● Work to do
Every line holding the string "되셨도다" should be gathered.
-------- Record set --------
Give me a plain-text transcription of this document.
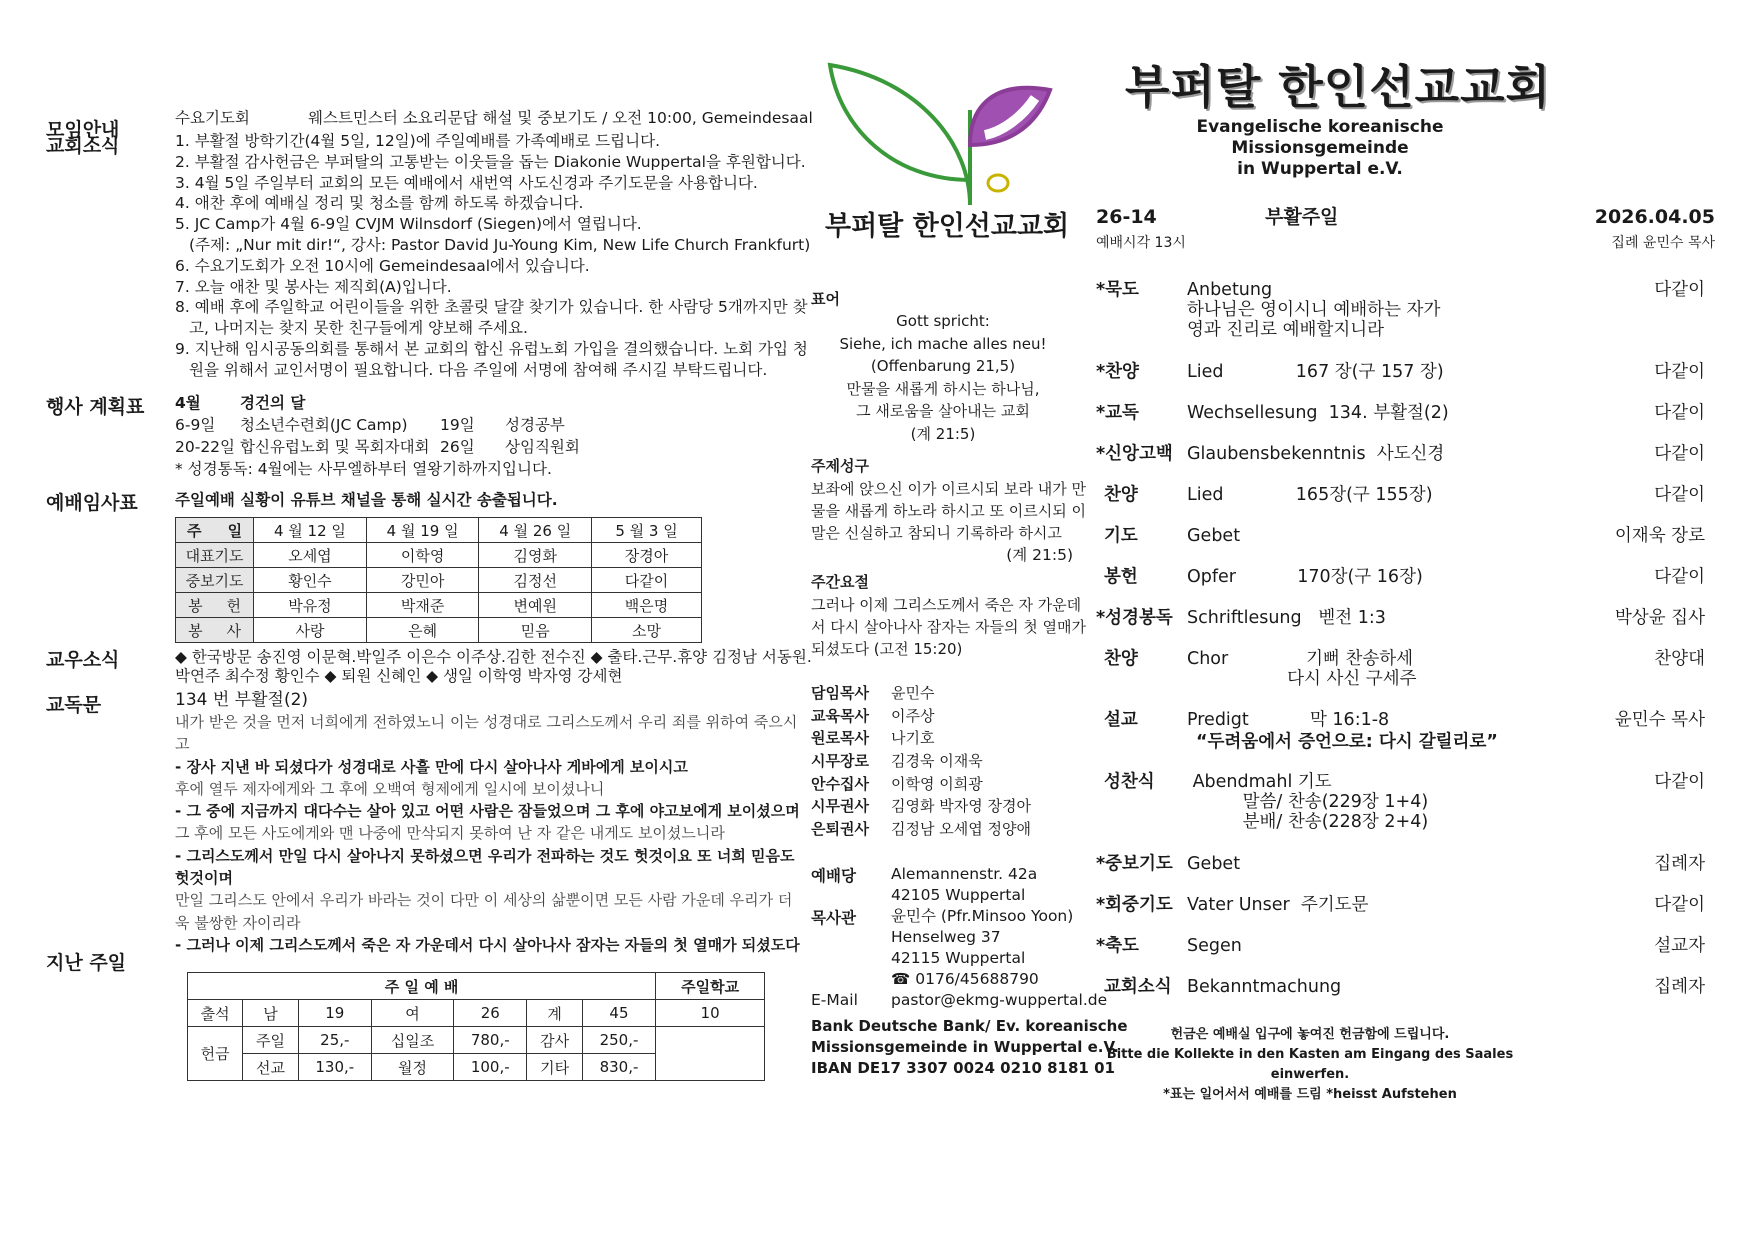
모임안내
수요기도회	웨스트민스터 소요리문답 해설 및 중보기도 / 오전 10:00, Gemeindesaal
교회소식	1. 부활절 방학기간(4월 5일, 12일)에 주일예배를 가족예배로 드립니다.
2. 부활절 감사헌금은 부퍼탈의 고통받는 이웃들을 돕는 Diakonie Wuppertal을 후원합니다.
3. 4월 5일 주일부터 교회의 모든 예배에서 새번역 사도신경과 주기도문을 사용합니다.
4. 애찬 후에 예배실 정리 및 청소를 함께 하도록 하겠습니다.
5. JC Camp가 4월 6-9일 CVJM Wilnsdorf (Siegen)에서 열립니다.
(주제: „Nur mit dir!“, 강사: Pastor David Ju-Young Kim, New Life Church Frankfurt)
6. 수요기도회가 오전 10시에 Gemeindesaal에서 있습니다.
7. 오늘 애찬 및 봉사는 제직회(A)입니다.
8. 예배 후에 주일학교 어린이들을 위한 초콜릿 달걀 찾기가 있습니다. 한 사람당 5개까지만 찾
고, 나머지는 찾지 못한 친구들에게 양보해 주세요.
9. 지난해 임시공동의회를 통해서 본 교회의 합신 유럽노회 가입을 결의했습니다. 노회 가입 청
원을 위해서 교인서명이 필요합니다. 다음 주일에 서명에 참여해 주시길 부탁드립니다.
행사 계획표 4월	경건의 달
6-9일 청소년수련회(JC Camp) 19일 성경공부
20-22일 합신유럽노회 및 목회자대회 26일 상임직원회
* 성경통독: 4월에는 사무엘하부터 열왕기하까지입니다.
예배임사표 주일예배 실황이 유튜브 채널을 통해 실시간 송출됩니다.
주     일	4 월 12 일	4 월 19 일	4 월 26 일	5 월 3 일
대표기도	오세엽	이학영	김영화	장경아
중보기도	황인수	강민아	김정선	다같이
봉     헌	박유정	박재준	변예원	백은명
봉     사	사랑	은혜	믿음	소망
교우소식	◆ 한국방문 송진영 이문혁.박일주 이은수 이주상.김한 전수진 ◆ 출타.근무.휴양 김정남 서동원.
박연주 최수정 황인수 ◆ 퇴원 신혜인 ◆ 생일 이학영 박자영 강세현
교독문	134 번 부활절(2)
내가 받은 것을 먼저 너희에게 전하였노니 이는 성경대로 그리스도께서 우리 죄를 위하여 죽으시
고
- 장사 지낸 바 되셨다가 성경대로 사흘 만에 다시 살아나사 게바에게 보이시고
후에 열두 제자에게와 그 후에 오백여 형제에게 일시에 보이셨나니
- 그 중에 지금까지 대다수는 살아 있고 어떤 사람은 잠들었으며 그 후에 야고보에게 보이셨으며
그 후에 모든 사도에게와 맨 나중에 만삭되지 못하여 난 자 같은 내게도 보이셨느니라
- 그리스도께서 만일 다시 살아나지 못하셨으면 우리가 전파하는 것도 헛것이요 또 너희 믿음도
헛것이며
만일 그리스도 안에서 우리가 바라는 것이 다만 이 세상의 삶뿐이면 모든 사람 가운데 우리가 더
욱 불쌍한 자이리라
- 그러나 이제 그리스도께서 죽은 자 가운데서 다시 살아나사 잠자는 자들의 첫 열매가 되셨도다
지난 주일
주 일 예 배							주일학교
출석	남	19	여	26	계	45	10
헌금	주일	25,-	십일조	780,-	감사	250,-	
	선교	130,-	월정	100,-	기타	830,-	
부퍼탈 한인선교교회
표어
Gott spricht:
Siehe, ich mache alles neu!
(Offenbarung 21,5)
만물을 새롭게 하시는 하나님,
그 새로움을 살아내는 교회
(계 21:5)
주제성구
보좌에 앉으신 이가 이르시되 보라 내가 만
물을 새롭게 하노라 하시고 또 이르시되 이
말은 신실하고 참되니 기록하라 하시고
(계 21:5)
주간요절
그러나 이제 그리스도께서 죽은 자 가운데
서 다시 살아나사 잠자는 자들의 첫 열매가
되셨도다 (고전 15:20)
담임목사 윤민수
교육목사 이주상
원로목사 나기호
시무장로 김경욱 이재욱
안수집사 이학영 이희광
시무권사 김영화 박자영 장경아
은퇴권사 김정남 오세엽 정양애
예배당 Alemannenstr. 42a
42105 Wuppertal
목사관 윤민수 (Pfr.Minsoo Yoon)
Henselweg 37
42115 Wuppertal
☎ 0176/45688790
E-Mail pastor@ekmg-wuppertal.de
Bank Deutsche Bank/ Ev. koreanische
Missionsgemeinde in Wuppertal e.V.
IBAN DE17 3307 0024 0210 8181 01
부퍼탈 한인선교교회
Evangelische koreanische Missionsgemeinde
in Wuppertal e.V.
26-14	부활주일	2026.04.05
예배시각 13시	집례 윤민수 목사
*묵도	Anbetung	다같이
하나님은 영이시니 예배하는 자가
영과 진리로 예배할지니라
*찬양	Lied             167 장(구 157 장)	다같이
*교독	Wechsellesung  134. 부활절(2)	다같이
*신앙고백 Glaubensbekenntnis  사도신경	다같이
찬양	Lied             165장(구 155장)	다같이
기도	Gebet	이재욱 장로
봉헌	Opfer           170장(구 16장)	다같이
*성경봉독 Schriftlesung   벧전 1:3	박상윤 집사
찬양	Chor              기뻐 찬송하세	찬양대
다시 사신 구세주
설교	Predigt           막 16:1-8	윤민수 목사
성찬식 Abendmahl 기도	다같이
말씀/ 찬송(229장 1+4)
분배/ 찬송(228장 2+4)
*중보기도 Gebet	집례자
*회중기도 Vater Unser  주기도문	다같이
*축도	Segen	설교자
교회소식 Bekanntmachung	집례자
“두려움에서 증언으로: 다시 갈릴리로”
헌금은 예배실 입구에 놓여진 헌금함에 드립니다.
Bitte die Kollekte in den Kasten am Eingang des Saales einwerfen.
*표는 일어서서 예배를 드림 *heisst Aufstehen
--------
● Exercise result
- 그러나 이제 그리스도께서 죽은 자 가운데서 다시 살아나사 잠자는 자들의 첫 열매가 되셨도다
되셨도다 (고전 15:20)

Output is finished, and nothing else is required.